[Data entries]
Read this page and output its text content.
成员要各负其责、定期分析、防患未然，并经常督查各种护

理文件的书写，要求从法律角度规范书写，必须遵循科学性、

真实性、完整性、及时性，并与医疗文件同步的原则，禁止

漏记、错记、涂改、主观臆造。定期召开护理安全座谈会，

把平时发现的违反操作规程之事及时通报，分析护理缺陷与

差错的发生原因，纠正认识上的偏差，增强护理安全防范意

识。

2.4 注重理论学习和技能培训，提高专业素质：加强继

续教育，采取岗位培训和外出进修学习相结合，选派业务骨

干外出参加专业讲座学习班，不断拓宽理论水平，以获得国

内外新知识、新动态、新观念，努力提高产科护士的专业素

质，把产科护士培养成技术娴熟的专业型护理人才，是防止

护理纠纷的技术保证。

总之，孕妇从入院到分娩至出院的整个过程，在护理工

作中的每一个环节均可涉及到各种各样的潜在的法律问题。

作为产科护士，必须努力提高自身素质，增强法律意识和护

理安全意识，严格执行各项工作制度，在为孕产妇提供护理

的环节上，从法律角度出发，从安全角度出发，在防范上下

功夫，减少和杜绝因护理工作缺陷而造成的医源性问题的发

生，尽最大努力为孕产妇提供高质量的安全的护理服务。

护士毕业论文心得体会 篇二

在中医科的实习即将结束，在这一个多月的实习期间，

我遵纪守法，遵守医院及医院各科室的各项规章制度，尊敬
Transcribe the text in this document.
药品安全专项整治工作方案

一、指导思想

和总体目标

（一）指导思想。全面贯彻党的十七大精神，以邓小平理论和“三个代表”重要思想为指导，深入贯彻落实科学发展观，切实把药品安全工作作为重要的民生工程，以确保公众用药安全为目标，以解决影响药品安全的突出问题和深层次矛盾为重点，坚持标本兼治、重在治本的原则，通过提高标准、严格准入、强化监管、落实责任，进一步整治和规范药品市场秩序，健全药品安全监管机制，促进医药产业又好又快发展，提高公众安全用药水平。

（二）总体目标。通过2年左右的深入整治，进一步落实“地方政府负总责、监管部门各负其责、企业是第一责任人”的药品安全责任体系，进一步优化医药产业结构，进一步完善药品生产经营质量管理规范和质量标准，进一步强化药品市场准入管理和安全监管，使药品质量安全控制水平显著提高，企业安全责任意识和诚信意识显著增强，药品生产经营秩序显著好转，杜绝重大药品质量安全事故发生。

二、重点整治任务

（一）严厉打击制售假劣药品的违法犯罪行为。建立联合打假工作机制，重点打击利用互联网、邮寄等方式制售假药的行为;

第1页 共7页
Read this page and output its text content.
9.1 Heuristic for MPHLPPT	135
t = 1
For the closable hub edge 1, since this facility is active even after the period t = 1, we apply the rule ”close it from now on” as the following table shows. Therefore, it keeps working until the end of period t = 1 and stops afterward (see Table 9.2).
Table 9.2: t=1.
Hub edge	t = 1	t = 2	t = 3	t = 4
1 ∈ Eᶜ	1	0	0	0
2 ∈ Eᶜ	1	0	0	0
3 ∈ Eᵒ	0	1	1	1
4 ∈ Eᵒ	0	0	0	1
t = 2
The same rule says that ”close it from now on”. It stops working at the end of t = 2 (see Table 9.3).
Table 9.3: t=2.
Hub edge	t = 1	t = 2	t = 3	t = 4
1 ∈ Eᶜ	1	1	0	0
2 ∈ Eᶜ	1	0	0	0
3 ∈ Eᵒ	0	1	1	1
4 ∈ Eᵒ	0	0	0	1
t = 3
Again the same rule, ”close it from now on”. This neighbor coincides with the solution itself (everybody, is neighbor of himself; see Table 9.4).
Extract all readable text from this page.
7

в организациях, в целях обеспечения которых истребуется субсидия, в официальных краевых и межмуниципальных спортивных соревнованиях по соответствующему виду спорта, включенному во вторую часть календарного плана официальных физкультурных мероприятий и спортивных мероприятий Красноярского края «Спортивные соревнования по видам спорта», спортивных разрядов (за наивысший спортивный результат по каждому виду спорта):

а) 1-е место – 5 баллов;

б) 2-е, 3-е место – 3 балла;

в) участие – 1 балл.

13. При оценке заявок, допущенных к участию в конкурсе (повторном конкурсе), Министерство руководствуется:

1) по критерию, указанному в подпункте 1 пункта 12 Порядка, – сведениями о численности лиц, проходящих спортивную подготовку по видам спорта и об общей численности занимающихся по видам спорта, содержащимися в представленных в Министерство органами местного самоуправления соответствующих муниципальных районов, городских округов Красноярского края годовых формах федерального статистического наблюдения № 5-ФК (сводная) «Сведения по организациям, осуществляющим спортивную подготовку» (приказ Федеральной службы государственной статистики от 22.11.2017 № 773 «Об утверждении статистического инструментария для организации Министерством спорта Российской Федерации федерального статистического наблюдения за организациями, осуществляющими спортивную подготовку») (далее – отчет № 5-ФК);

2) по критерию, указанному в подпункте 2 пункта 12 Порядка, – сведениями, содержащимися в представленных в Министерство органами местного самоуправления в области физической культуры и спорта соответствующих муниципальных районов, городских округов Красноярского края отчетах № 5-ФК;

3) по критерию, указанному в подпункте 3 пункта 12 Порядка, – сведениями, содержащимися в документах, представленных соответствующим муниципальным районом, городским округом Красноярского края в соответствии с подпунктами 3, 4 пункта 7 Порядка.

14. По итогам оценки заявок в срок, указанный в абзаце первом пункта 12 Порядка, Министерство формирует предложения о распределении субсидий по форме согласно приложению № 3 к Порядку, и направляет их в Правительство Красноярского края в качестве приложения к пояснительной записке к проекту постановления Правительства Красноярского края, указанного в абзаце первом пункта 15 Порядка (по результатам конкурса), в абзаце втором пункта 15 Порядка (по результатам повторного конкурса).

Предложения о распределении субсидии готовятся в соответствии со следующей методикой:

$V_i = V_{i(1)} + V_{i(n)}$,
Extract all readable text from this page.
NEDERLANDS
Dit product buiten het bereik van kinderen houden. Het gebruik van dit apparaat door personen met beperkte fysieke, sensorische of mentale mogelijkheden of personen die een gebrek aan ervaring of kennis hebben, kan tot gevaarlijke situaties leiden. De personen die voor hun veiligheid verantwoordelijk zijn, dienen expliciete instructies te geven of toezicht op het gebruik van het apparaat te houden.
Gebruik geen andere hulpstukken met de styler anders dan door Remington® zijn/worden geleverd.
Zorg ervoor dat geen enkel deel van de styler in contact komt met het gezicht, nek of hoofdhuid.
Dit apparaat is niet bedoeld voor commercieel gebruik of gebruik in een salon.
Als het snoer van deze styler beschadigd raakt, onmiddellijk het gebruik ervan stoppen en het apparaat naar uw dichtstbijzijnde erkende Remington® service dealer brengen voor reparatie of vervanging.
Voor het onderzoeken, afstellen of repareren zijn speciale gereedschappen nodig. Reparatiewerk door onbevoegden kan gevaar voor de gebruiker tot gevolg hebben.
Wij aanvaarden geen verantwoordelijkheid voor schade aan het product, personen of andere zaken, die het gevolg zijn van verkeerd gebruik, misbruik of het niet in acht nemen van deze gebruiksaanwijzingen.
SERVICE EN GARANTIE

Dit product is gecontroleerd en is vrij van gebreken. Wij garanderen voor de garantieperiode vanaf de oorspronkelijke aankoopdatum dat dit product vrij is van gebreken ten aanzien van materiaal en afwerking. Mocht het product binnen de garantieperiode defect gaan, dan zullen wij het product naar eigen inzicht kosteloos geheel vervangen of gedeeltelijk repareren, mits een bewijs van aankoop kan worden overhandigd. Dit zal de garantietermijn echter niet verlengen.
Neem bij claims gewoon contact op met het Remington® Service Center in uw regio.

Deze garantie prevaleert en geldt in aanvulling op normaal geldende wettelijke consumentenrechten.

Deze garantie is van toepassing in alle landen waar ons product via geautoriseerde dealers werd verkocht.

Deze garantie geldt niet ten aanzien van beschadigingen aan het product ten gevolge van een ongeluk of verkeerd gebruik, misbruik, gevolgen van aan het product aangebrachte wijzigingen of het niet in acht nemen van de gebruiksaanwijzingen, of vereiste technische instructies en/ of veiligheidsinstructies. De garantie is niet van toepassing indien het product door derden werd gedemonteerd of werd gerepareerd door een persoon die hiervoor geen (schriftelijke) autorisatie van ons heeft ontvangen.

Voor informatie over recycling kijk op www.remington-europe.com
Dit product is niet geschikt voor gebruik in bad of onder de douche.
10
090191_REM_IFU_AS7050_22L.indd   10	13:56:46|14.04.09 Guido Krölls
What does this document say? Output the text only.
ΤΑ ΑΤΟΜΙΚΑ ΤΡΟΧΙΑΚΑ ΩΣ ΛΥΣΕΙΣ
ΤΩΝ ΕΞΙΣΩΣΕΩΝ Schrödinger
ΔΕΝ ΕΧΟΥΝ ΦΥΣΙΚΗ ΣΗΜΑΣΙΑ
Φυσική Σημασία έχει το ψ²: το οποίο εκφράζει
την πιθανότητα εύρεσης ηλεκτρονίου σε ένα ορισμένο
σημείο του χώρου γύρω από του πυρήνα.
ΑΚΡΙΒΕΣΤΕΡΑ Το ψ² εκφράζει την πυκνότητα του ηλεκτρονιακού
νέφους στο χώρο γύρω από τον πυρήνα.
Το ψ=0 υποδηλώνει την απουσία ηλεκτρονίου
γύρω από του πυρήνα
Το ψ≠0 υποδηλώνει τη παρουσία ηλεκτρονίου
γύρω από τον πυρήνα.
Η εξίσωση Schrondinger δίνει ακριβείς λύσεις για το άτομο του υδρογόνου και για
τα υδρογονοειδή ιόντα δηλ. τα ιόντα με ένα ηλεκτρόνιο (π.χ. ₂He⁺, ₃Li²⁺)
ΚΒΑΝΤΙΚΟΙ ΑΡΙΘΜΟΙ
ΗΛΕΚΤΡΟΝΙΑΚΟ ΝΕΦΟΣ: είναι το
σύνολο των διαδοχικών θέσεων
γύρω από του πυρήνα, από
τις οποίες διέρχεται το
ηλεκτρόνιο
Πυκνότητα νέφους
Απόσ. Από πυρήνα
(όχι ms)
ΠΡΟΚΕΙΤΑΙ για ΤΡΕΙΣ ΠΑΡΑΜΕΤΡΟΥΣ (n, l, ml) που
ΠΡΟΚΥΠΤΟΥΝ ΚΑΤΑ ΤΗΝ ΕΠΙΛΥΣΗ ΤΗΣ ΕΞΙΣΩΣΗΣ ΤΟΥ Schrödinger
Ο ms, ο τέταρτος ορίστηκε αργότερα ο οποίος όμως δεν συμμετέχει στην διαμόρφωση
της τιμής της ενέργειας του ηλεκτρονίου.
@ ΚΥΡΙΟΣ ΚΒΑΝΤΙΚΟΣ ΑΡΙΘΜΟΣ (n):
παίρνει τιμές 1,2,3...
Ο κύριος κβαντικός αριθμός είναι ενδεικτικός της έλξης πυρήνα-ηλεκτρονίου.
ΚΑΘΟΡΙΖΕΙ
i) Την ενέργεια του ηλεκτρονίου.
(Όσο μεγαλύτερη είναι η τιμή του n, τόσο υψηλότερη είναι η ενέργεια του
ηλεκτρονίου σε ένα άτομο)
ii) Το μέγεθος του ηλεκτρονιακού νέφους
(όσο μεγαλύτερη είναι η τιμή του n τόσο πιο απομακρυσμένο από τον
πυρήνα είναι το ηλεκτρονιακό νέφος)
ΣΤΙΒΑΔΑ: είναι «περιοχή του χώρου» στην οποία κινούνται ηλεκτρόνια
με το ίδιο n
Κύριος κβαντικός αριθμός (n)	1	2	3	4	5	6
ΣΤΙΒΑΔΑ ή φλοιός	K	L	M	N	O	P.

• [EXERCISE REQUIREMENTS]:
In the material above, find each line that contains the word "χώρου", and select it.

• [COMPLETE RESPONSE]:
σημείο του χώρου γύρω από του πυρήνα.
ΣΤΙΒΑΔΑ: είναι «περιοχή του χώρου» στην οποία κινούνται ηλεκτρόνια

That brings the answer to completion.